=== GIVEN RECORDS ===
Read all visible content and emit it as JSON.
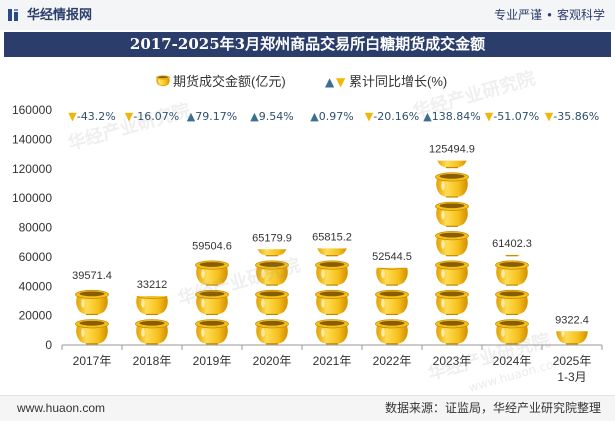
{
  "header": {
    "brand": "华经情报网",
    "tagline": [
      "专业严谨",
      "客观科学"
    ]
  },
  "footer": {
    "site": "www.huaon.com",
    "source": "数据来源：证监局，华经产业研究院整理"
  },
  "watermark": {
    "text": "华经产业研究院",
    "url": "www.huaon.com"
  },
  "colors": {
    "brand": "#2b3d6b",
    "gold": "#f2b705"
  },
  "chart_data": {
    "type": "bar",
    "title": "2017-2025年3月郑州商品交易所白糖期货成交金额",
    "categories": [
      "2017年",
      "2018年",
      "2019年",
      "2020年",
      "2021年",
      "2022年",
      "2023年",
      "2024年",
      "2025年\n1-3月"
    ],
    "series": [
      {
        "name": "期货成交金额(亿元)",
        "values": [
          39571.4,
          33212,
          59504.6,
          65179.9,
          65815.2,
          52544.5,
          125494.9,
          61402.3,
          9322.4
        ]
      },
      {
        "name": "累计同比增长(%)",
        "values": [
          -43.2,
          -16.07,
          79.17,
          9.54,
          0.97,
          -20.16,
          138.84,
          -51.07,
          -35.86
        ],
        "unit": "%"
      }
    ],
    "yticks": [
      0,
      20000,
      40000,
      60000,
      80000,
      100000,
      120000,
      140000,
      160000
    ],
    "ylim": [
      0,
      160000
    ],
    "xlabel": "",
    "ylabel": "",
    "grid": false,
    "legend_position": "top-center",
    "colors": {
      "up": "#3a6f8f",
      "down": "#f2b705",
      "growth_text": "#2f4f6f"
    }
  }
}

=== GIVEN INSTRUCTION ===
The material above must be printed exactly, with its pictures left out.

=== EXPECTED ANSWER ===
Read all visible content and emit it as JSON.
{
  "header": {
    "brand": "华经情报网",
    "tagline": [
      "专业严谨",
      "客观科学"
    ]
  },
  "footer": {
    "site": "www.huaon.com",
    "source": "数据来源：证监局，华经产业研究院整理"
  },
  "watermark": {
    "text": "华经产业研究院",
    "url": "www.huaon.com"
  },
  "colors": {
    "brand": "#2b3d6b",
    "gold": "#f2b705"
  },
  "chart_data": {
    "type": "bar",
    "title": "2017-2025年3月郑州商品交易所白糖期货成交金额",
    "categories": [
      "2017年",
      "2018年",
      "2019年",
      "2020年",
      "2021年",
      "2022年",
      "2023年",
      "2024年",
      "2025年\n1-3月"
    ],
    "series": [
      {
        "name": "期货成交金额(亿元)",
        "values": [
          39571.4,
          33212,
          59504.6,
          65179.9,
          65815.2,
          52544.5,
          125494.9,
          61402.3,
          9322.4
        ]
      },
      {
        "name": "累计同比增长(%)",
        "values": [
          -43.2,
          -16.07,
          79.17,
          9.54,
          0.97,
          -20.16,
          138.84,
          -51.07,
          -35.86
        ],
        "unit": "%"
      }
    ],
    "yticks": [
      0,
      20000,
      40000,
      60000,
      80000,
      100000,
      120000,
      140000,
      160000
    ],
    "ylim": [
      0,
      160000
    ],
    "xlabel": "",
    "ylabel": "",
    "grid": false,
    "legend_position": "top-center",
    "colors": {
      "up": "#3a6f8f",
      "down": "#f2b705",
      "growth_text": "#2f4f6f"
    }
  }
}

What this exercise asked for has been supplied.